[Recorded data]

****

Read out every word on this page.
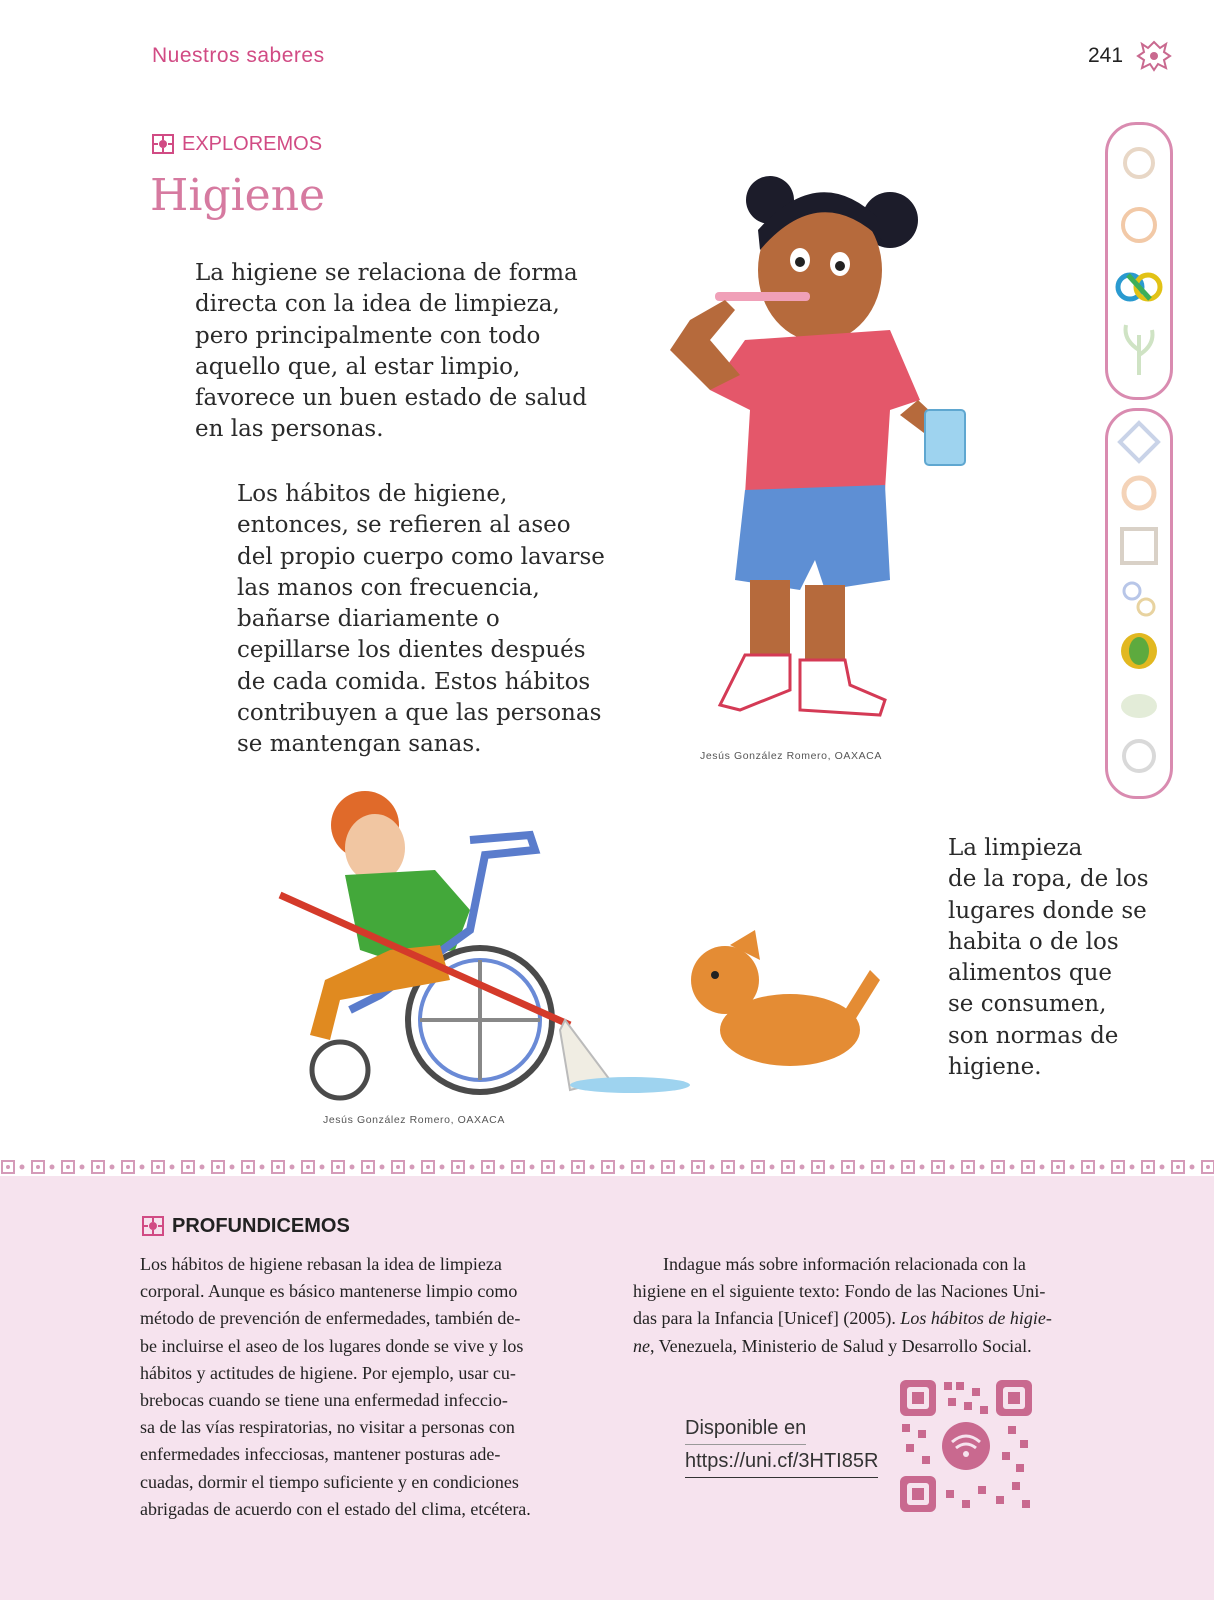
Nuestros saberes	241
EXPLOREMOS
Higiene
La higiene se relaciona de forma
directa con la idea de limpieza,
pero principalmente con todo
aquello que, al estar limpio,
favorece un buen estado de salud
en las personas.
Los hábitos de higiene,
entonces, se refieren al aseo
del propio cuerpo como lavarse
las manos con frecuencia,
bañarse diariamente o
cepillarse los dientes después
de cada comida. Estos hábitos
contribuyen a que las personas
se mantengan sanas.	Jesús González Romero, OAXACA
Jesús González Romero, OAXACA
La limpieza
de la ropa, de los
lugares donde se
habita o de los
alimentos que
se consumen,
son normas de
higiene.
PROFUNDICEMOS
Los hábitos de higiene rebasan la idea de limpieza
corporal. Aunque es básico mantenerse limpio como
método de prevención de enfermedades, también de-
be incluirse el aseo de los lugares donde se vive y los
hábitos y actitudes de higiene. Por ejemplo, usar cu-
brebocas cuando se tiene una enfermedad infeccio-
sa de las vías respiratorias, no visitar a personas con
enfermedades infecciosas, mantener posturas ade-
cuadas, dormir el tiempo suficiente y en condiciones
abrigadas de acuerdo con el estado del clima, etcétera.
Indague más sobre información relacionada con la
higiene en el siguiente texto: Fondo de las Naciones Uni-
das para la Infancia [Unicef] (2005). Los hábitos de higie-
ne, Venezuela, Ministerio de Salud y Desarrollo Social.
Disponible en
https://uni.cf/3HTI85R
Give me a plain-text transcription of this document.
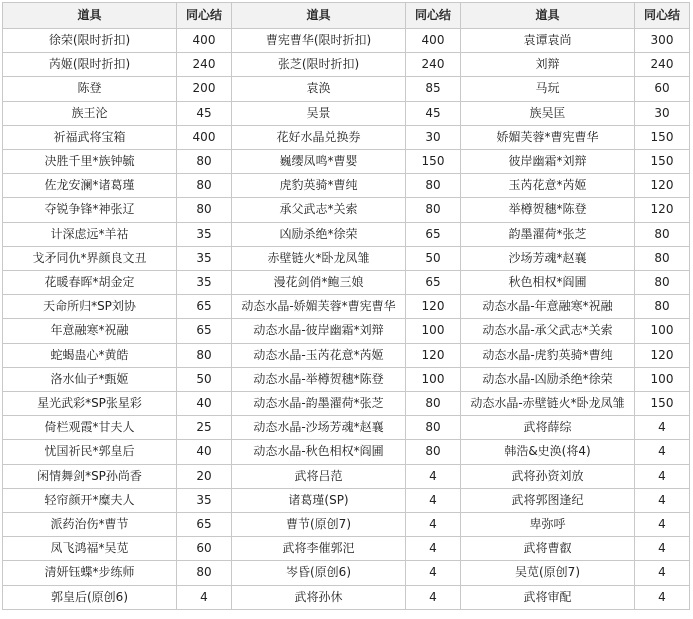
道具	同心结	道具	同心结	道具	同心结
徐荣(限时折扣)	400	曹宪曹华(限时折扣)	400	袁谭袁尚	300
芮姬(限时折扣)	240	张芝(限时折扣)	240	刘辩	240
陈登	200	袁涣	85	马玩	60
族王沦	45	吴景	45	族吴匡	30
祈福武将宝箱	400	花好水晶兑换券	30	娇媚芙蓉*曹宪曹华	150
决胜千里*族钟毓	80	巍缨凤鸣*曹婴	150	彼岸幽霜*刘辩	150
佐龙安澜*诸葛瑾	80	虎豹英骑*曹纯	80	玉芮花意*芮姬	120
夺锐争锋*神张辽	80	承父武志*关索	80	举樽贺穗*陈登	120
计深虑远*羊祜	35	凶励杀绝*徐荣	65	韵墨濯荷*张芝	80
戈矛同仇*界颜良文丑	35	赤壁链火*卧龙凤雏	50	沙场芳魂*赵襄	80
花暖春晖*胡金定	35	漫花剑俏*鲍三娘	65	秋色相权*阎圃	80
天命所归*SP刘协	65	动态水晶-娇媚芙蓉*曹宪曹华	120	动态水晶-年意融寒*祝融	80
年意融寒*祝融	65	动态水晶-彼岸幽霜*刘辩	100	动态水晶-承父武志*关索	100
蛇蝎蛊心*黄皓	80	动态水晶-玉芮花意*芮姬	120	动态水晶-虎豹英骑*曹纯	120
洛水仙子*甄姬	50	动态水晶-举樽贺穗*陈登	100	动态水晶-凶励杀绝*徐荣	100
星光武彩*SP张星彩	40	动态水晶-韵墨濯荷*张芝	80	动态水晶-赤壁链火*卧龙凤雏	150
倚栏观霞*甘夫人	25	动态水晶-沙场芳魂*赵襄	80	武将薛综	4
忧国祈民*郭皇后	40	动态水晶-秋色相权*阎圃	80	韩浩&史涣(将4)	4
闲情舞剑*SP孙尚香	20	武将吕范	4	武将孙资刘放	4
轻帘颜开*糜夫人	35	诸葛瑾(SP)	4	武将郭图逢纪	4
派药治伤*曹节	65	曹节(原创7)	4	卑弥呼	4
凤飞鸿福*吴苋	60	武将李催郭汜	4	武将曹叡	4
清妍钰蝶*步练师	80	岑昏(原创6)	4	吴苋(原创7)	4
郭皇后(原创6)	4	武将孙休	4	武将审配	4
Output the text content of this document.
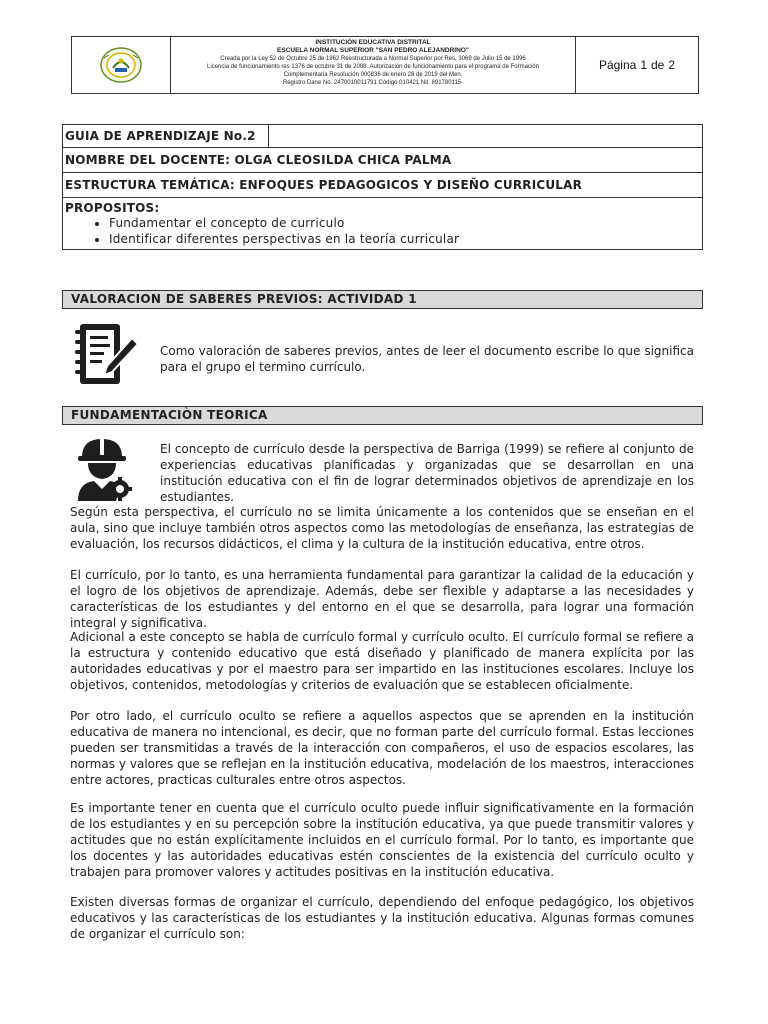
INSTITUCIÓN EDUCATIVA DISTRITAL
ESCUELA NORMAL SUPERIOR "SAN PEDRO ALEJANDRINO"
Creada por la Ley 52 de Octubre 25 de 1962 Reestructurada a Normal Superior por Res. 3069 de Julio 15 de 1996
Licencia de funcionamiento res 1376 de octubre 31 de 2008. Autorización de funcionamiento para el programa de Formación
Complementaria Resolución 000836 de enero 28 de 2019 del Men.
Registro Dane No. 2470010011791 Código 010421 Nit. 891780115-
Página 1 de 2
GUIA DE APRENDIZAJE No.2
NOMBRE DEL DOCENTE: OLGA CLEOSILDA CHICA PALMA
ESTRUCTURA TEMÁTICA: ENFOQUES PEDAGOGICOS Y DISEÑO CURRICULAR
PROPOSITOS:
• Fundamentar el concepto de curriculo
• Identificar diferentes perspectivas en la teoría curricular
VALORACION DE SABERES PREVIOS: ACTIVIDAD 1
Como valoración de saberes previos, antes de leer el documento escribe lo que significa para el grupo el termino currículo.
FUNDAMENTACIÒN TEORICA
El concepto de currículo desde la perspectiva de Barriga (1999) se refiere al conjunto de experiencias educativas planificadas y organizadas que se desarrollan en una institución educativa con el fin de lograr determinados objetivos de aprendizaje en los estudiantes.
Según esta perspectiva, el currículo no se limita únicamente a los contenidos que se enseñan en el aula, sino que incluye también otros aspectos como las metodologías de enseñanza, las estrategias de evaluación, los recursos didácticos, el clima y la cultura de la institución educativa, entre otros.
El currículo, por lo tanto, es una herramienta fundamental para garantizar la calidad de la educación y el logro de los objetivos de aprendizaje. Además, debe ser flexible y adaptarse a las necesidades y características de los estudiantes y del entorno en el que se desarrolla, para lograr una formación integral y significativa.
Adicional a este concepto se habla de currículo formal y currículo oculto. El currículo formal se refiere a la estructura y contenido educativo que está diseñado y planificado de manera explícita por las autoridades educativas y por el maestro para ser impartido en las instituciones escolares. Incluye los objetivos, contenidos, metodologías y criterios de evaluación que se establecen oficialmente.
Por otro lado, el currículo oculto se refiere a aquellos aspectos que se aprenden en la institución educativa de manera no intencional, es decir, que no forman parte del currículo formal. Estas lecciones pueden ser transmitidas a través de la interacción con compañeros, el uso de espacios escolares, las normas y valores que se reflejan en la institución educativa, modelación de los maestros, interacciones entre actores, practicas culturales entre otros aspectos.
Es importante tener en cuenta que el currículo oculto puede influir significativamente en la formación de los estudiantes y en su percepción sobre la institución educativa, ya que puede transmitir valores y actitudes que no están explícitamente incluidos en el currículo formal. Por lo tanto, es importante que los docentes y las autoridades educativas estén conscientes de la existencia del currículo oculto y trabajen para promover valores y actitudes positivas en la institución educativa.
Existen diversas formas de organizar el currículo, dependiendo del enfoque pedagógico, los objetivos educativos y las características de los estudiantes y la institución educativa. Algunas formas comunes de organizar el currículo son:
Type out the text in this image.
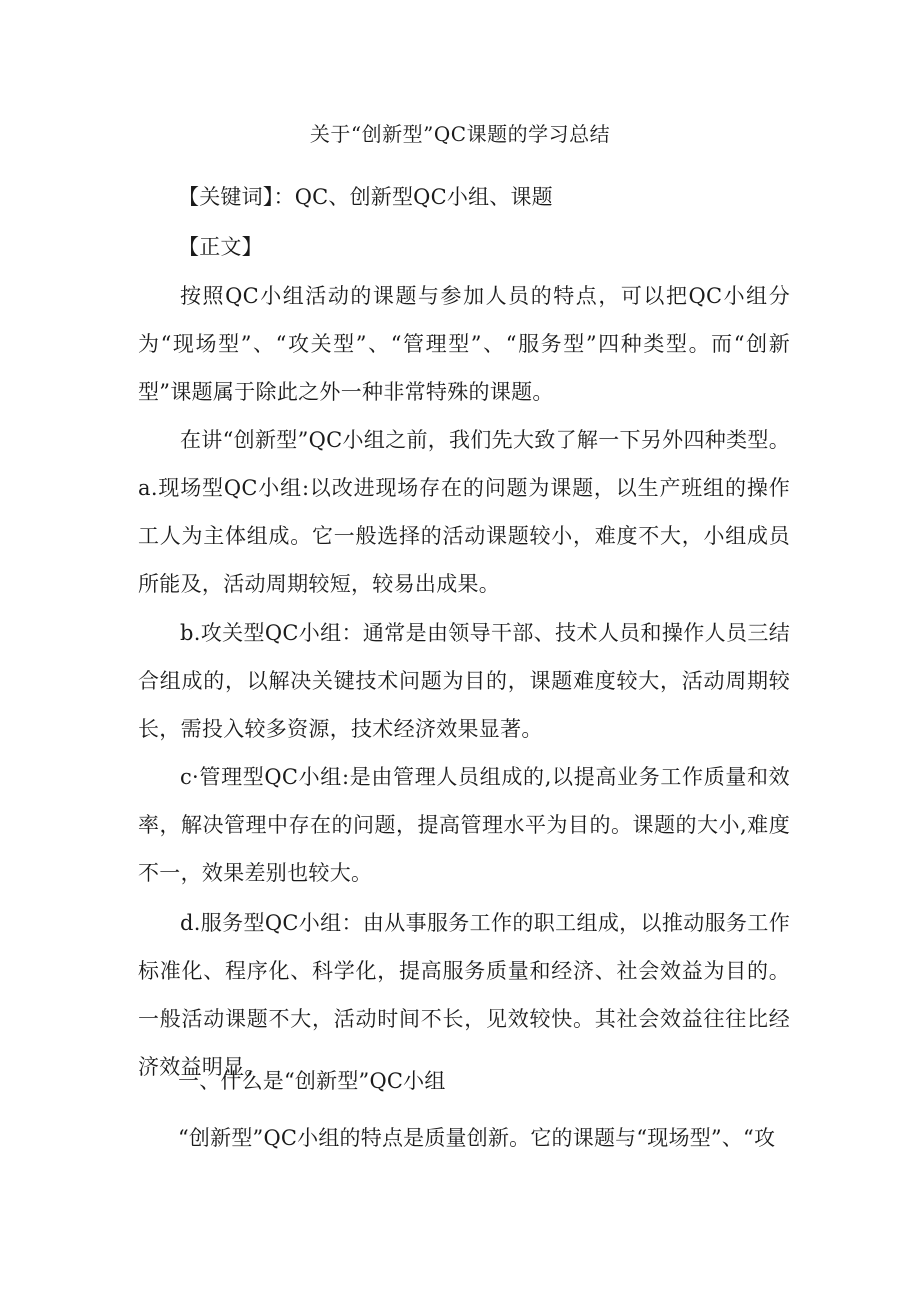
关于“创新型”QC课题的学习总结
【关键词】：QC、创新型QC小组、课题
【正文】

按照QC小组活动的课题与参加人员的特点，可以把QC小组分为“现场型”、“攻关型”、“管理型”、“服务型”四种类型。而“创新型”课题属于除此之外一种非常特殊的课题。

在讲“创新型”QC小组之前，我们先大致了解一下另外四种类型。a.现场型QC小组:以改进现场存在的问题为课题，以生产班组的操作工人为主体组成。它一般选择的活动课题较小，难度不大，小组成员所能及，活动周期较短，较易出成果。

b.攻关型QC小组：通常是由领导干部、技术人员和操作人员三结合组成的，以解决关键技术问题为目的，课题难度较大，活动周期较长，需投入较多资源，技术经济效果显著。

c·管理型QC小组:是由管理人员组成的,以提高业务工作质量和效率，解决管理中存在的问题，提高管理水平为目的。课题的大小,难度不一，效果差别也较大。

d.服务型QC小组：由从事服务工作的职工组成，以推动服务工作标准化、程序化、科学化，提高服务质量和经济、社会效益为目的。一般活动课题不大，活动时间不长，见效较快。其社会效益往往比经济效益明显。

一、什么是“创新型”QC小组
“创新型”QC小组的特点是质量创新。它的课题与“现场型”、“攻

****

▶ **EXERCISE DETAILS**
Scan the listing above. Gather each line that contains the word "秋色相权".

▶ **RESPONSE**
花暖春晖*胡金定	35	漫花剑俏*鲍三娘	65	秋色相权*阎圃	80
忧国祈民*郭皇后	40	动态水晶-秋色相权*阎圃	80	韩浩&史涣(将4)	4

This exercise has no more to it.